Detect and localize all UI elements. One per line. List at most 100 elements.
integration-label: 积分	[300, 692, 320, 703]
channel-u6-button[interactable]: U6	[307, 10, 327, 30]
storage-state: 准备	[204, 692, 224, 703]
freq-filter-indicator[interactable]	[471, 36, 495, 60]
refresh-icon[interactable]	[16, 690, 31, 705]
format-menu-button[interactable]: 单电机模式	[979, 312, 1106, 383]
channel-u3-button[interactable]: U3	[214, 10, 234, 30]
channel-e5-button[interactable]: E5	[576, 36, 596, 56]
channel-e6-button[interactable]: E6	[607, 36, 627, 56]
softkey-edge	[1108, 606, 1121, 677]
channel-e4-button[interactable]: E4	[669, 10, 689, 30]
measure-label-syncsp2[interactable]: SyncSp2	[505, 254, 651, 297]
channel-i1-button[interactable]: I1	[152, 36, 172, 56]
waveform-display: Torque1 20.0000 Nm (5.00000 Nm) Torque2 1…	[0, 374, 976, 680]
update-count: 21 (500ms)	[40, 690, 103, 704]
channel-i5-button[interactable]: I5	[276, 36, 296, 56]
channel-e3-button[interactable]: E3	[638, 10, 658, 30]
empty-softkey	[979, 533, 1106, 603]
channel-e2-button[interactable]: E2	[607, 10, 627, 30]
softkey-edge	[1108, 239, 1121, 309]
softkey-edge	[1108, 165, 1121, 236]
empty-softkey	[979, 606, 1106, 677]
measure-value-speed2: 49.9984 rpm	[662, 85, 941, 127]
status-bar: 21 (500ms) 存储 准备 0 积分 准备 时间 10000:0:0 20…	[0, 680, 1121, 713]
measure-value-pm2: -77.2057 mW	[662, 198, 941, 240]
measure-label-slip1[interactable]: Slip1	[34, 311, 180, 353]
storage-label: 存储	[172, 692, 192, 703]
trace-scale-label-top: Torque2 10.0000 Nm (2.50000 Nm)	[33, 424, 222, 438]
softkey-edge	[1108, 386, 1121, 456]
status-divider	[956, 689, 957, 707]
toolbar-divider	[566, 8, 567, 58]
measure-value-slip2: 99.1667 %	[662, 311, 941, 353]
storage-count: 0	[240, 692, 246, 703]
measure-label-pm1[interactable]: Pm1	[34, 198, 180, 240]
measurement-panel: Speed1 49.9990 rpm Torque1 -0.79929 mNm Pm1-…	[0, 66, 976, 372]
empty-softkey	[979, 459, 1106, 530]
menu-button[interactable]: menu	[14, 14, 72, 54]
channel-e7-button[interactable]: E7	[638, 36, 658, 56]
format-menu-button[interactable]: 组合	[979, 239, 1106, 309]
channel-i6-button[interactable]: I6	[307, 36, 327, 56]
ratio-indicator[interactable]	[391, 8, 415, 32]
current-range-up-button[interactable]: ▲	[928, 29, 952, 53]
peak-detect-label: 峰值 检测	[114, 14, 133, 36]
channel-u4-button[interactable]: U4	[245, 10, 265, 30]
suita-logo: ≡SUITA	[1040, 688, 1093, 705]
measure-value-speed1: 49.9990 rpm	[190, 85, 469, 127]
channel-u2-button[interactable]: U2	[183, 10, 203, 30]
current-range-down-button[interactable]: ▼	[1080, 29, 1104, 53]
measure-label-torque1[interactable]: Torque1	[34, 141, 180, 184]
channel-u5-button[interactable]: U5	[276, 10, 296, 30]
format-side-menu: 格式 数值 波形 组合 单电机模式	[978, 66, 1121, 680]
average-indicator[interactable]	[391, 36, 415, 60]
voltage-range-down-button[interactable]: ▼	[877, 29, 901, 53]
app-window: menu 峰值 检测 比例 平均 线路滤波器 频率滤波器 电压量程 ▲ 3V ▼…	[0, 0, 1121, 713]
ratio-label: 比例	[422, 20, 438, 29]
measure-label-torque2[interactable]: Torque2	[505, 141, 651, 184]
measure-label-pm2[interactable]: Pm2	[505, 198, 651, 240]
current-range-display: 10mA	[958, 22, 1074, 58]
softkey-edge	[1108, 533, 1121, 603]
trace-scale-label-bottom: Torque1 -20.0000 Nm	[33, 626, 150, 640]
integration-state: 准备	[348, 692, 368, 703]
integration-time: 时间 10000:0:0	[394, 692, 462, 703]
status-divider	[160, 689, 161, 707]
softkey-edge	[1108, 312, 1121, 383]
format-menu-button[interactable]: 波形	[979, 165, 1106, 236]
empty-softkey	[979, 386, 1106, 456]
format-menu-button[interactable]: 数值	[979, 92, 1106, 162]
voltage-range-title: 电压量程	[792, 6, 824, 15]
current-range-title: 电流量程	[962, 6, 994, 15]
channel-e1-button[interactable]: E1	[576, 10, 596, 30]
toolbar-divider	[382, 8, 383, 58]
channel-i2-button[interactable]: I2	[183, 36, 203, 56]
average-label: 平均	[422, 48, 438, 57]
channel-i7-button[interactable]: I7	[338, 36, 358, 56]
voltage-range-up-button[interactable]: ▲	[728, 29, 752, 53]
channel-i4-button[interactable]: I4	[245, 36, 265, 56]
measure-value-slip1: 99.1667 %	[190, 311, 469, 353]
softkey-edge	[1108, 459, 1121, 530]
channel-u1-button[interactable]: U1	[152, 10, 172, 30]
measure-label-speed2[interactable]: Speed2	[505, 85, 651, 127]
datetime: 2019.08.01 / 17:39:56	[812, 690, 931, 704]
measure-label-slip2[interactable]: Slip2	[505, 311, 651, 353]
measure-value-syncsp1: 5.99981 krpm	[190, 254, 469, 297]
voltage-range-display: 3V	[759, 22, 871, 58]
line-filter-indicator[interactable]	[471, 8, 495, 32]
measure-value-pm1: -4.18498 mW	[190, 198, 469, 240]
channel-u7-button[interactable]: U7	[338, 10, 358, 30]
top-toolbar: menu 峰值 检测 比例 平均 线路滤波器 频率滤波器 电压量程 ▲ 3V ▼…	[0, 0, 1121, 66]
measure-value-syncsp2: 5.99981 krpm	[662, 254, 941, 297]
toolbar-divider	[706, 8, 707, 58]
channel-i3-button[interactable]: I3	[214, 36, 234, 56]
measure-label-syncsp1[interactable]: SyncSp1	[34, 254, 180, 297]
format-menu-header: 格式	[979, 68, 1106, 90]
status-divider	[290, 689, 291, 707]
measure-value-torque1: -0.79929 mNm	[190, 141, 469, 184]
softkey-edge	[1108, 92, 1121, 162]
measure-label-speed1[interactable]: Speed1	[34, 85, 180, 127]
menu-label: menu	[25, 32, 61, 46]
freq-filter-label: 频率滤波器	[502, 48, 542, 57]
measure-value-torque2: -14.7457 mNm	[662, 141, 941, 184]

--------------------

● **Task goal**: Print the listing above without changes, from its first line up to and including the line with "690, 31, 705]".

● **Worked answer**:
Detect and localize all UI elements. One per line. List at most 100 elements.
integration-label: 积分	[300, 692, 320, 703]
channel-u6-button[interactable]: U6	[307, 10, 327, 30]
storage-state: 准备	[204, 692, 224, 703]
freq-filter-indicator[interactable]	[471, 36, 495, 60]
refresh-icon[interactable]	[16, 690, 31, 705]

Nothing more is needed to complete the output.